Each line of the listing that contains the word "Shape" is to be copied.

━━ DATA FOR THE TASK ━━

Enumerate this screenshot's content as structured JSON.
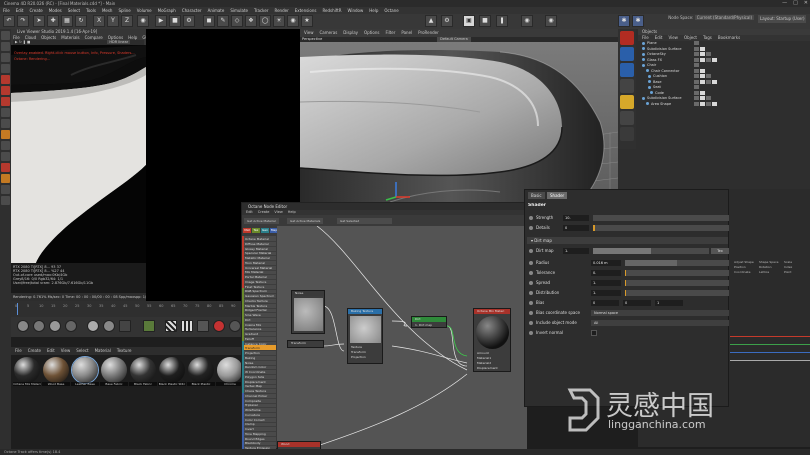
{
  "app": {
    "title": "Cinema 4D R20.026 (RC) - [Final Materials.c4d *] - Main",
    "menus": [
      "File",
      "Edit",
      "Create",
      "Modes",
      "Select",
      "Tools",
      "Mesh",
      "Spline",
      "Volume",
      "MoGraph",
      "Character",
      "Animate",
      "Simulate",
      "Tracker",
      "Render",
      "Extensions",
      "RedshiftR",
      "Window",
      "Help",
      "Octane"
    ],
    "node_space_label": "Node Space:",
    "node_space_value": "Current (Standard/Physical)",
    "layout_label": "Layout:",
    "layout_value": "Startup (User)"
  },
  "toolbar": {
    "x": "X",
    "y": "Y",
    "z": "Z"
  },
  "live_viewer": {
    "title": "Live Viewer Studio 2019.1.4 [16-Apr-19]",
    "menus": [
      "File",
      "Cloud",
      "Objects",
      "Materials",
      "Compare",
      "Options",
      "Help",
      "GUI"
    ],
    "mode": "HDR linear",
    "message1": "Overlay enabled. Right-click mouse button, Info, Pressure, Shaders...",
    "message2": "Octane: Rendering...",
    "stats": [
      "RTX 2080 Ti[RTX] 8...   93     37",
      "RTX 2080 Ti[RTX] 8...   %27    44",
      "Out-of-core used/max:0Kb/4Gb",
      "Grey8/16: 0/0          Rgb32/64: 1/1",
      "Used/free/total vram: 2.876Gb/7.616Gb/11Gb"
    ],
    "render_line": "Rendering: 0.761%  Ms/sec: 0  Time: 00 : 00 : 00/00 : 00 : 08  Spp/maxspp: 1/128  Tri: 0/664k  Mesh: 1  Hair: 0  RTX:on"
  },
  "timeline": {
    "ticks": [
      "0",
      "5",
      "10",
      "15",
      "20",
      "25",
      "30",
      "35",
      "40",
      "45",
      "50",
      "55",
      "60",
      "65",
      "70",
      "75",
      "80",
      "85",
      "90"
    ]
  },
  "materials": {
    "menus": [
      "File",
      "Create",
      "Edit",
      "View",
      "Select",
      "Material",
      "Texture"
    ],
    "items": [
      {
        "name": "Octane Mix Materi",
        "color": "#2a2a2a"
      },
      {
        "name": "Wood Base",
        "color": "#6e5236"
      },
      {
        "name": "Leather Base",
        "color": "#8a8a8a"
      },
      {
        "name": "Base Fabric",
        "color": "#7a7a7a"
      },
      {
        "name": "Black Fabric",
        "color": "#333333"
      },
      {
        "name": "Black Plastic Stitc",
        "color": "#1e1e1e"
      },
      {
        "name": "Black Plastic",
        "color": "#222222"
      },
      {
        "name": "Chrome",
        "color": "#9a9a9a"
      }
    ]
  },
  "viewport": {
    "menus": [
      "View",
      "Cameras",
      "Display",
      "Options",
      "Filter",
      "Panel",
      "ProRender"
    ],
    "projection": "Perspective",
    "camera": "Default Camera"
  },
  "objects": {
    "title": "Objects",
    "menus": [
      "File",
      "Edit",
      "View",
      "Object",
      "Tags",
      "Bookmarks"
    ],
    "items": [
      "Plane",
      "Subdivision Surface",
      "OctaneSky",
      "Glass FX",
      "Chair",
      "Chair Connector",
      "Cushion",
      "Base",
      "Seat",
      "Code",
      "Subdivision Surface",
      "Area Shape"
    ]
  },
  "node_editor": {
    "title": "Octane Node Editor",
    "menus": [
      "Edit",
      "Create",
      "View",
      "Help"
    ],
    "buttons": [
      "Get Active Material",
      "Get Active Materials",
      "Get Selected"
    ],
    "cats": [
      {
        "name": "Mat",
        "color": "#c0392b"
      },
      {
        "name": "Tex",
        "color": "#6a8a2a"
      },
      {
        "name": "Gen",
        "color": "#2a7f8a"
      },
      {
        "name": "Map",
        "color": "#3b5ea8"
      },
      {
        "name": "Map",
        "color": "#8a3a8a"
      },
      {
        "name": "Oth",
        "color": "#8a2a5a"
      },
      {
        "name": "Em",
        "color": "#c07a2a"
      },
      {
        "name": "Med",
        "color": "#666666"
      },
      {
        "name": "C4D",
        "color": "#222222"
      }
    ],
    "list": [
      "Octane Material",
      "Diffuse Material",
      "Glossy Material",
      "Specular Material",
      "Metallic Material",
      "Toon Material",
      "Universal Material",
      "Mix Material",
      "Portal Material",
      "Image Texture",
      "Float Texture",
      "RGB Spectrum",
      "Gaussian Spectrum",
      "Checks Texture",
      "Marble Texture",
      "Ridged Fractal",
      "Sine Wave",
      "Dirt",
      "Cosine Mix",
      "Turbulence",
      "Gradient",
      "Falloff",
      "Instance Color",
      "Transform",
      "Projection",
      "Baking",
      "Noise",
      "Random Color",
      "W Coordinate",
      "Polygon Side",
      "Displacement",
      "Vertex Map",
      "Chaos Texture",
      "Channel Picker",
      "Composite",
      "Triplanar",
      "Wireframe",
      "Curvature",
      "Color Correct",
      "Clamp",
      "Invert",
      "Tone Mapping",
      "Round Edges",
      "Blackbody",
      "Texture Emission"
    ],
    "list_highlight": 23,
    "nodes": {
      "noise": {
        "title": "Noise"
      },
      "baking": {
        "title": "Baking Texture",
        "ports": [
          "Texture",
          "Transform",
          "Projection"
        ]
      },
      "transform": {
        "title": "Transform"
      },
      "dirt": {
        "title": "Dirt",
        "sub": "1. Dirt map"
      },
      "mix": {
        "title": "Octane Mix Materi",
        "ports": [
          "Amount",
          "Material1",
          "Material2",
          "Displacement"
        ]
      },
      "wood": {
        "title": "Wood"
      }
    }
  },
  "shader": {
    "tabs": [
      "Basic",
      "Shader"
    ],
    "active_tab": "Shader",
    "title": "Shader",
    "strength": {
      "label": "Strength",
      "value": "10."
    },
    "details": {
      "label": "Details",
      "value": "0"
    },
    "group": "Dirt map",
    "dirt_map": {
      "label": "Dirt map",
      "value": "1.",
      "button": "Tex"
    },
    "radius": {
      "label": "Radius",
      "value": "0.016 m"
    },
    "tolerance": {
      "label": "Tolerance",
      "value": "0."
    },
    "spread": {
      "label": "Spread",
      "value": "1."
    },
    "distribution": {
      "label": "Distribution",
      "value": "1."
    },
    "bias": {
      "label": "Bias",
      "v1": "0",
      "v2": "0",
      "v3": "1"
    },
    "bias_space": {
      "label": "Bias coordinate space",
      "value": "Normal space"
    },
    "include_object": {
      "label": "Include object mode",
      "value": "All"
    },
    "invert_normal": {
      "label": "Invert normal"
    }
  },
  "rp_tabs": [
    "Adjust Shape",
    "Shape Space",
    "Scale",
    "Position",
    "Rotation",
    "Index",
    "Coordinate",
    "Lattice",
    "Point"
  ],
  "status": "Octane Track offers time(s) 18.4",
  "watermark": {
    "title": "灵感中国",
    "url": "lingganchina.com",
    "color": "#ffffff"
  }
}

━━━
━━ DATA FOR THE TASK ━━

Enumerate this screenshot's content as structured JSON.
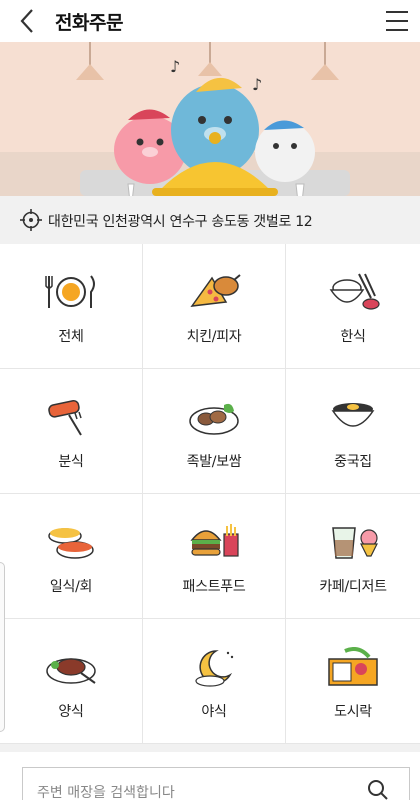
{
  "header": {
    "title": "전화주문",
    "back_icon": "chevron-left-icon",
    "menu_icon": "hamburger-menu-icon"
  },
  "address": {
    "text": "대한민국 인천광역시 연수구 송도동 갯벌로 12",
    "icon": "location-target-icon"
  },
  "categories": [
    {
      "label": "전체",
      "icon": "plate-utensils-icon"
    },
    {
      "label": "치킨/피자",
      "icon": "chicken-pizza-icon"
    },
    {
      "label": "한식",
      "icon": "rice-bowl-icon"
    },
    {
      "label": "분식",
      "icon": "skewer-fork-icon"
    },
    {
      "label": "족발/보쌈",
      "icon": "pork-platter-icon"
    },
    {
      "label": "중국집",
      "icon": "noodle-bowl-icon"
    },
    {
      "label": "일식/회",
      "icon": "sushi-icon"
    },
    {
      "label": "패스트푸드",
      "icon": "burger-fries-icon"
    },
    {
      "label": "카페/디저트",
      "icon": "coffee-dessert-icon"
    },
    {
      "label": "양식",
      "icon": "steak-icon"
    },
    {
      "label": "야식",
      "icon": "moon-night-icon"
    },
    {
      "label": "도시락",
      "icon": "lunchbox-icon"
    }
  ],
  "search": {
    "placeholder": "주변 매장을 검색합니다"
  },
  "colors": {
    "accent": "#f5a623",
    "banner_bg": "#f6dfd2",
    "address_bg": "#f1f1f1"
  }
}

━━━
━━ DATA FOR THE TASK ━━

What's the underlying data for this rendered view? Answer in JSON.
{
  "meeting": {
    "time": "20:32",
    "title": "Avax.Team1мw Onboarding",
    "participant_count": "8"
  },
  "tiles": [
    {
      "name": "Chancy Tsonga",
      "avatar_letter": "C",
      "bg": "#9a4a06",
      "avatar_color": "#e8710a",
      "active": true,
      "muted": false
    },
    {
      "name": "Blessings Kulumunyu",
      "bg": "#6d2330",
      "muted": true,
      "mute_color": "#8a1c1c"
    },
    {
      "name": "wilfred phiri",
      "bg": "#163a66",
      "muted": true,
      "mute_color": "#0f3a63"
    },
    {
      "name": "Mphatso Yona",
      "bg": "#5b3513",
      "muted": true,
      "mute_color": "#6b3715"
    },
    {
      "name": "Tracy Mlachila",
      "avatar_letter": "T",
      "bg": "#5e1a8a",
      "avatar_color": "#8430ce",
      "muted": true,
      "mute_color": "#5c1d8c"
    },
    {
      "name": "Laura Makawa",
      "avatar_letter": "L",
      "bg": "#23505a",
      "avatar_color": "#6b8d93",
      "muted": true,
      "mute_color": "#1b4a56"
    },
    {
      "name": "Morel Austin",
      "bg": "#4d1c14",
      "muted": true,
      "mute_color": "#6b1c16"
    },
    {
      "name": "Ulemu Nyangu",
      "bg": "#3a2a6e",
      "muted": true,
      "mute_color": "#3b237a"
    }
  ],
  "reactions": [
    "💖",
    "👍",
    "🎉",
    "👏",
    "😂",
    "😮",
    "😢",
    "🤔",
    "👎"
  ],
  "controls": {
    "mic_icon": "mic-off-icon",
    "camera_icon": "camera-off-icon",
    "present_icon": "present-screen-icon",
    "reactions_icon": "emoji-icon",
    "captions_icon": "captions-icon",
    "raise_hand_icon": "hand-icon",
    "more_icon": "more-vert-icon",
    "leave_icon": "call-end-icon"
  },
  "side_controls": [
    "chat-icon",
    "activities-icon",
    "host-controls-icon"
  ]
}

━━━

COMPLETE RESPONSE »
      "Area Shape"
    "Adjust Shape",
    "Shape Space",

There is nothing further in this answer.